Selected excerpt:

Comment by iandanforth
2 days ago
For some perspective we have not yet scaled robot training. The amount of data that Pi is using to train their impressively capable robots is in the range of thousands of hours of data. In contrast language models are trained over trillions of tokens comprising the entirety of human knowledge. So if you're saying things like "this still seems hard" just remember we have yet to hit this with the data hammer. Simulation is proving a great way to augment / bootstrap robot dexterity but it still pales in comparison to data in the real world. So, as the author points out, we may get capability scaling like Waymo where one company painstakingly collects real data over a decade, but we may also see the rapid progress in simulators and simulator speed overtake for practical household / industrial tasks. My bet is on the latter.
> In contrast language models are trained over trillions of tokens comprising the entirety of human knowledge.
Not even close! At best it's a small subset of the internet + published books. The vast majority of human knowledge isn't even in the training sets yet.
I would question the use of a model fed everything, though.
Correct me if I'm wrong, but I haven't seen any simulator progress in years (e.g. MuJoCo hasn't changed in 5 years but is still SOTA accuracy)
MuJoCo, Drake, Pinocchio (and other simulators) are still improving (adding more accurate collision detection, better solvers etc).
How do they compare to PyBullet ?

Your objective: Rewrite the part of the forum thread that opens with the words "Correct me if" and closes with "better solvers etc).", putting "Gazebo" wherever "MuJoCo" appears.

Supplied data:

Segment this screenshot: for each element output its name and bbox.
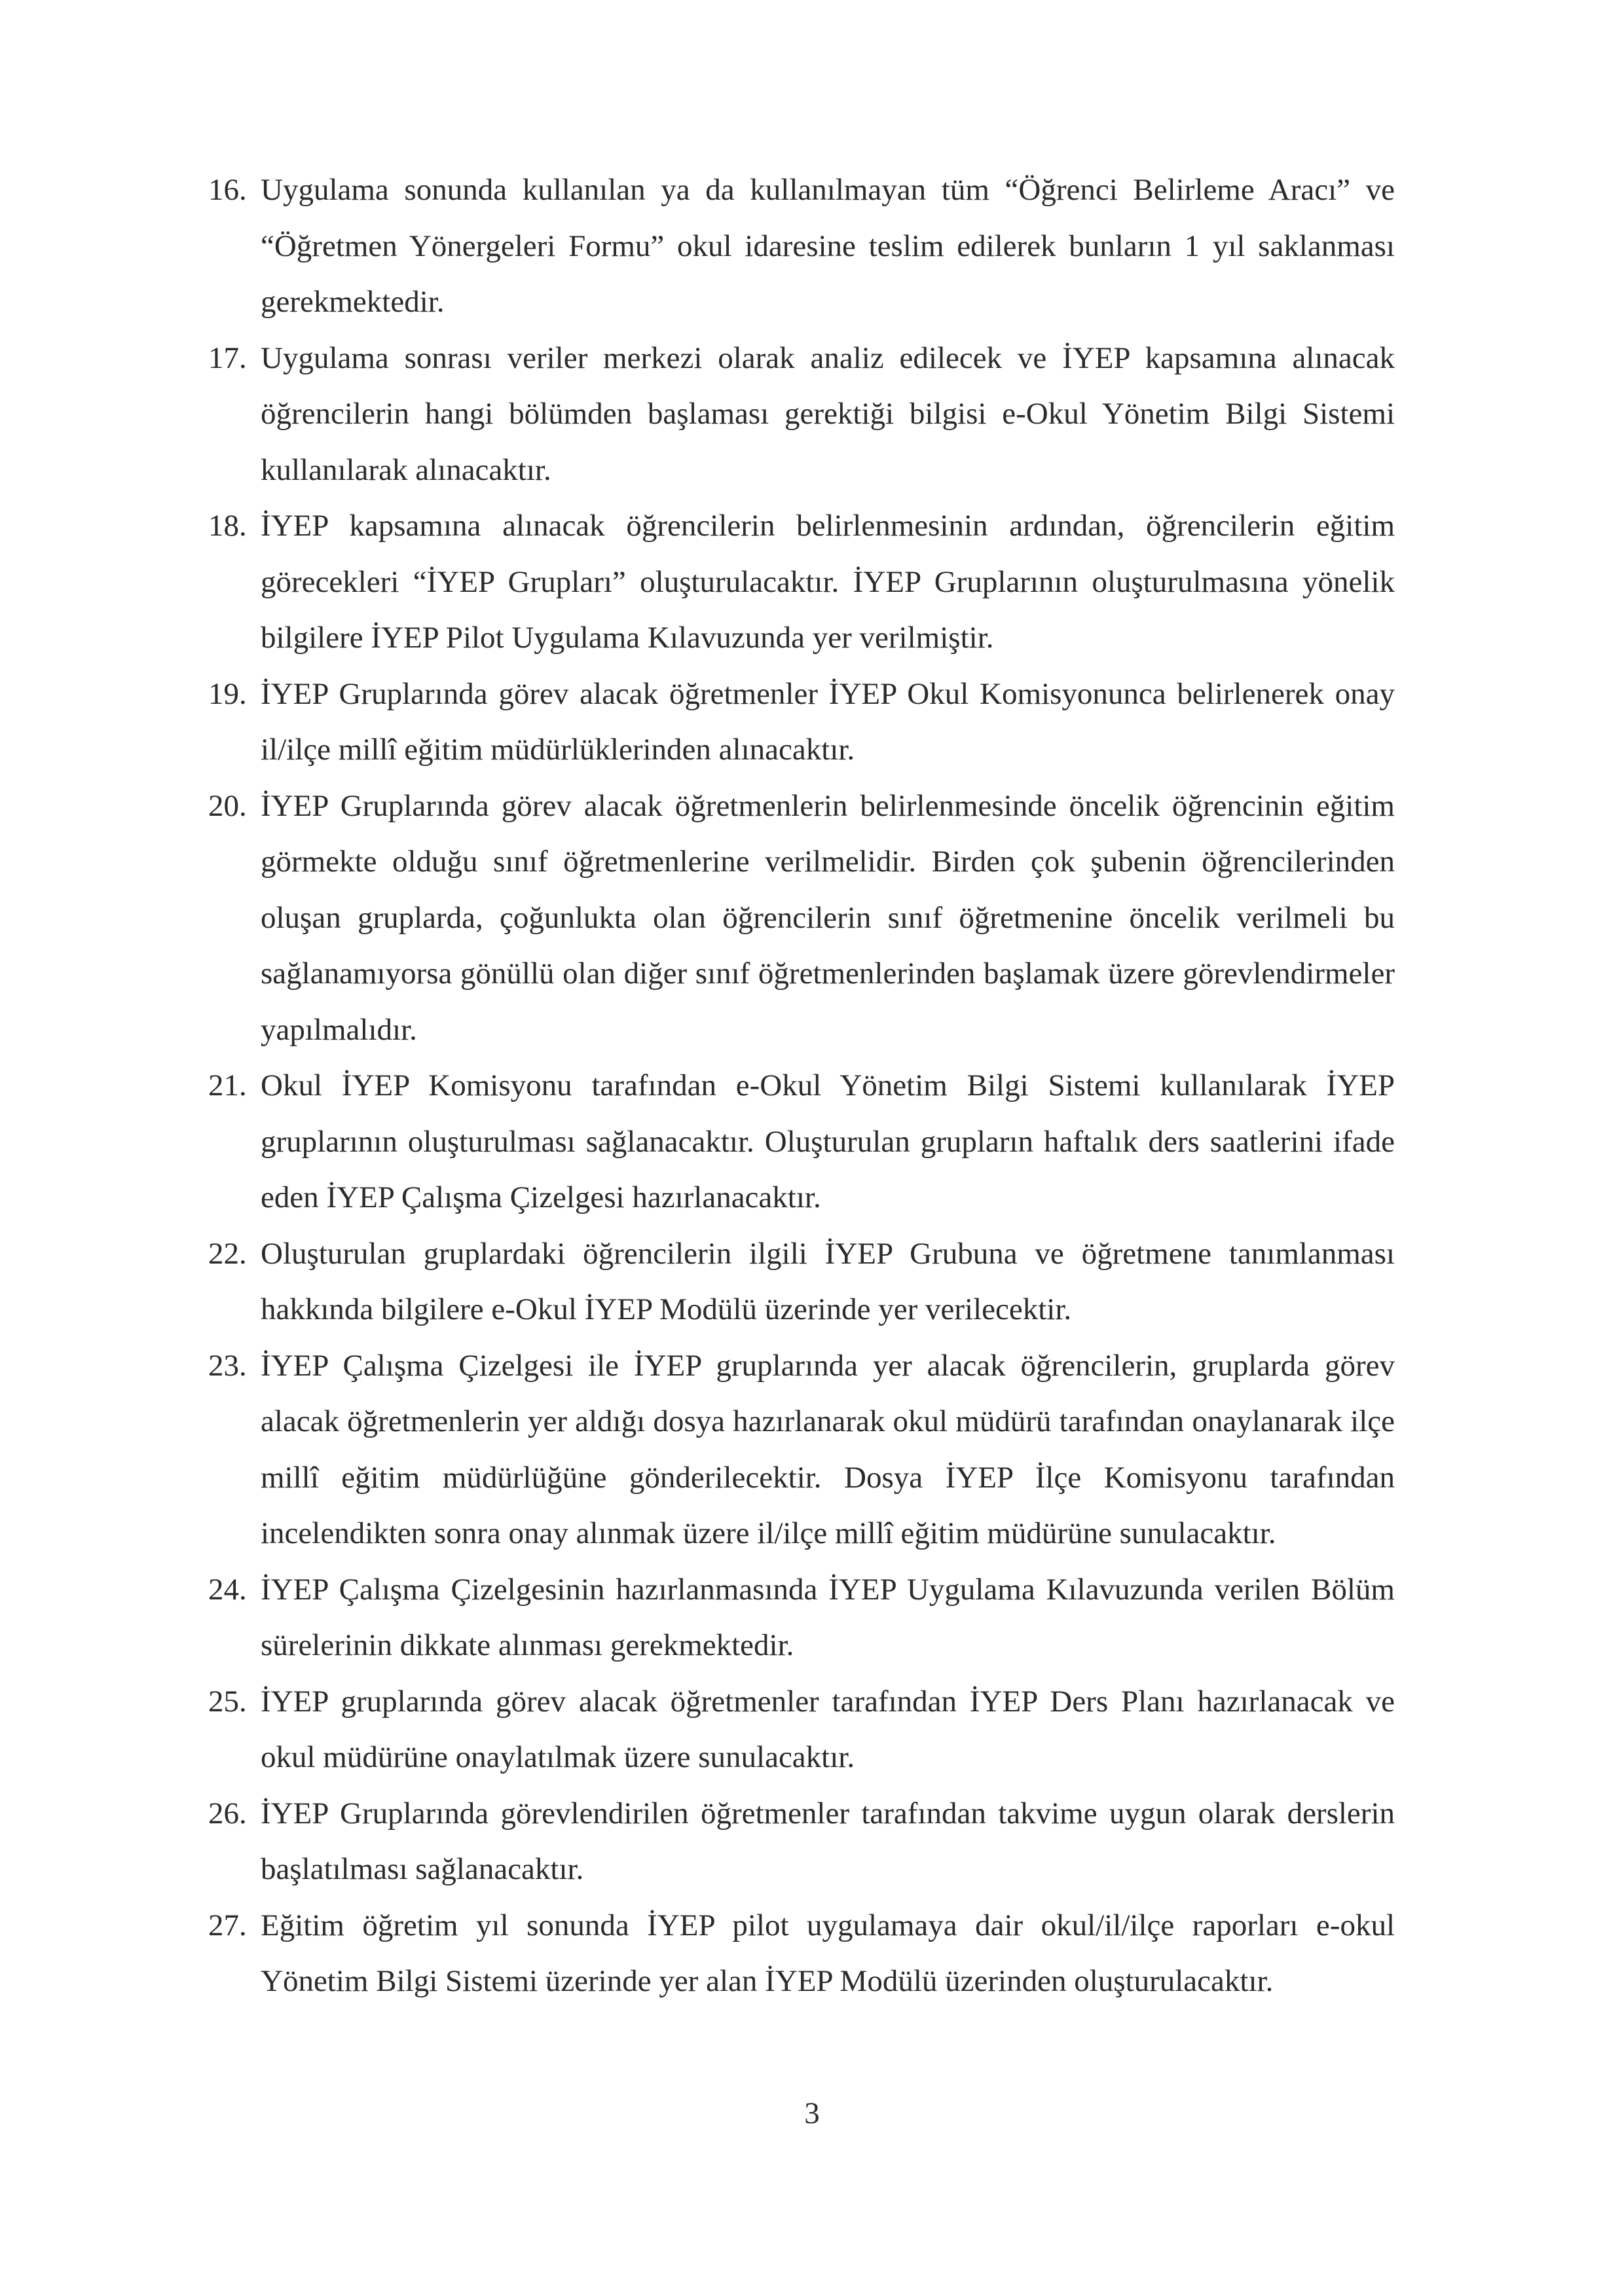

Complete answer:
Correct me if I'm wrong, but I haven't seen any simulator progress in years (e.g. Gazebo hasn't changed in 5 years but is still SOTA accuracy)
Gazebo, Drake, Pinocchio (and other simulators) are still improving (adding more accurate collision detection, better solvers etc).